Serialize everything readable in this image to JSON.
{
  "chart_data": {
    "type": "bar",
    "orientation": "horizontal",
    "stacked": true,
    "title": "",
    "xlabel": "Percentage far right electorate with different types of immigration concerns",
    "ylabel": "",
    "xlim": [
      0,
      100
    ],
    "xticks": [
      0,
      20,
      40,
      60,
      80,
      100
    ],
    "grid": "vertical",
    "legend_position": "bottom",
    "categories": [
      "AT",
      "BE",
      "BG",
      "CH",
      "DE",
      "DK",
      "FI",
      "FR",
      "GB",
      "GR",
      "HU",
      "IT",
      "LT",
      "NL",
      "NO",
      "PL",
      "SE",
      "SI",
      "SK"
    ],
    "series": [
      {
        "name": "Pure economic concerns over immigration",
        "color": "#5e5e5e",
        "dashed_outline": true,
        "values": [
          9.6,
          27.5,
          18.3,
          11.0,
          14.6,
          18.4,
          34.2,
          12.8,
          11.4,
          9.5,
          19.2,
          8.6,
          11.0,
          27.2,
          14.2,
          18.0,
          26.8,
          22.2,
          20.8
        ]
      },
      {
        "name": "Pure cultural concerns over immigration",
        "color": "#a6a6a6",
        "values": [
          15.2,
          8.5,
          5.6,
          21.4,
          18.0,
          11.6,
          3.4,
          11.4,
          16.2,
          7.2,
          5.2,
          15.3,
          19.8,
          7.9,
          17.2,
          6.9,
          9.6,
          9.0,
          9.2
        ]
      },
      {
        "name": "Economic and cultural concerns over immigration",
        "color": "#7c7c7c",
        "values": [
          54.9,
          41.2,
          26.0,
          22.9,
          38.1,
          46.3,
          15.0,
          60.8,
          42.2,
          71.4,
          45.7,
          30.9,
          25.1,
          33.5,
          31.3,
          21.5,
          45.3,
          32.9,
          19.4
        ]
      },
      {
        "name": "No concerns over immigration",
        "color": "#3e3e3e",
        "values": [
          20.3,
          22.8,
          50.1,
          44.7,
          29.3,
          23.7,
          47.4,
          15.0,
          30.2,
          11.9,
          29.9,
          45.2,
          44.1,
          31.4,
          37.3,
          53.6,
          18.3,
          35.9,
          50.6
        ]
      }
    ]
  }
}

==

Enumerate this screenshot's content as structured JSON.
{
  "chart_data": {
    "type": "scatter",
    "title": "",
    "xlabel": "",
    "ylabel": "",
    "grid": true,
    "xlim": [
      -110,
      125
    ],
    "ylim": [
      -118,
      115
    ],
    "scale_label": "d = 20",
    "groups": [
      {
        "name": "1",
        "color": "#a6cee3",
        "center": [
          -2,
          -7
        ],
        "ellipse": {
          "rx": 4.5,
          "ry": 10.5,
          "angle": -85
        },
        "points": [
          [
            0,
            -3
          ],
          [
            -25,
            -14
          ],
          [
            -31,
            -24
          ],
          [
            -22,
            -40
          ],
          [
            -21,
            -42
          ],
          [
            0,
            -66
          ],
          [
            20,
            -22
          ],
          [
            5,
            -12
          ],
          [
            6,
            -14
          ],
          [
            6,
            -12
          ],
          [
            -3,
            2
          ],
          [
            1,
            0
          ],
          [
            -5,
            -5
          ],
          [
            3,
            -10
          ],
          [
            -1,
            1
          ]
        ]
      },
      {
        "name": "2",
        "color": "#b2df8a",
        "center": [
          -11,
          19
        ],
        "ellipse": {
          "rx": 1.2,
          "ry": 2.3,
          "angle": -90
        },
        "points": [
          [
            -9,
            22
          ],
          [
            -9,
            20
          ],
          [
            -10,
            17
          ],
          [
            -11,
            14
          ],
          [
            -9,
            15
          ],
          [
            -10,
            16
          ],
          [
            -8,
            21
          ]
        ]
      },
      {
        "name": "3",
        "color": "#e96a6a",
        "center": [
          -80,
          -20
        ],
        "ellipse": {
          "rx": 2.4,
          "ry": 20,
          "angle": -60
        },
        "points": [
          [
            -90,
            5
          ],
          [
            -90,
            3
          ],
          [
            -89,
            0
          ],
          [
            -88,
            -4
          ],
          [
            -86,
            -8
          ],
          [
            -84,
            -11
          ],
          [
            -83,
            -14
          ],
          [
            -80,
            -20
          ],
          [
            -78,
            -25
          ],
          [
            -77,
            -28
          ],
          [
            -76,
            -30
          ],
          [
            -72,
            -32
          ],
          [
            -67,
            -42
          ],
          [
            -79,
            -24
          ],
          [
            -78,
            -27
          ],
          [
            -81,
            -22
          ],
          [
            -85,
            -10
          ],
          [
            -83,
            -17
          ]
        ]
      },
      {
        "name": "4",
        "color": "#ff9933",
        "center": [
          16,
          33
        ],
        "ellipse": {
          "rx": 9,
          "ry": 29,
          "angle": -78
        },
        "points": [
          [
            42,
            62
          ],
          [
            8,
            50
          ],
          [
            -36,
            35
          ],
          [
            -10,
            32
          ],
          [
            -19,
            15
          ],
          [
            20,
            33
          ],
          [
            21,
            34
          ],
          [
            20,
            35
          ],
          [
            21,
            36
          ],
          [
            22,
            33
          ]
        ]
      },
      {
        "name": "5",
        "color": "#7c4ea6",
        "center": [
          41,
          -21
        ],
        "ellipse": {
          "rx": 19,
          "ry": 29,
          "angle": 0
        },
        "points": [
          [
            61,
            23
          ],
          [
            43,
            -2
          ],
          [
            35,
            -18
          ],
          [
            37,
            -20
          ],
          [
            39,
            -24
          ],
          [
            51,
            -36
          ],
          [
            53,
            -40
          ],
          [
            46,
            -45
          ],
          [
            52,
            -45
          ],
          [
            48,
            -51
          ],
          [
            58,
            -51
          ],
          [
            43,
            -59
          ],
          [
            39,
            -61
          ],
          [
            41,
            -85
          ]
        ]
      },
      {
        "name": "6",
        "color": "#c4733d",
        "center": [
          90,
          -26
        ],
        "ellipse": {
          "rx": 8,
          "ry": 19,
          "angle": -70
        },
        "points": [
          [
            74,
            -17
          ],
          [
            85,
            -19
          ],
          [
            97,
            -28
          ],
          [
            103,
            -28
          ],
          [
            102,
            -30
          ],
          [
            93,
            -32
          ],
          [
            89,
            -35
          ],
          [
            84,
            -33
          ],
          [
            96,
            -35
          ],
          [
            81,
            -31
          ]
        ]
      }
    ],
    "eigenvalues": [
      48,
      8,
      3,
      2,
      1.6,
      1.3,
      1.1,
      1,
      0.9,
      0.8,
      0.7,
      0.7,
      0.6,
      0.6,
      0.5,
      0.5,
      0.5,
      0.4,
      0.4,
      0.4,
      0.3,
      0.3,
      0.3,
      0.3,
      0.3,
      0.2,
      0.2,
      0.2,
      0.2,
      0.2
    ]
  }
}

What the task requires - Go through the listing above line by line and say how many lines hold the word "angle". Reply with that number only.

Result of the exercise - 6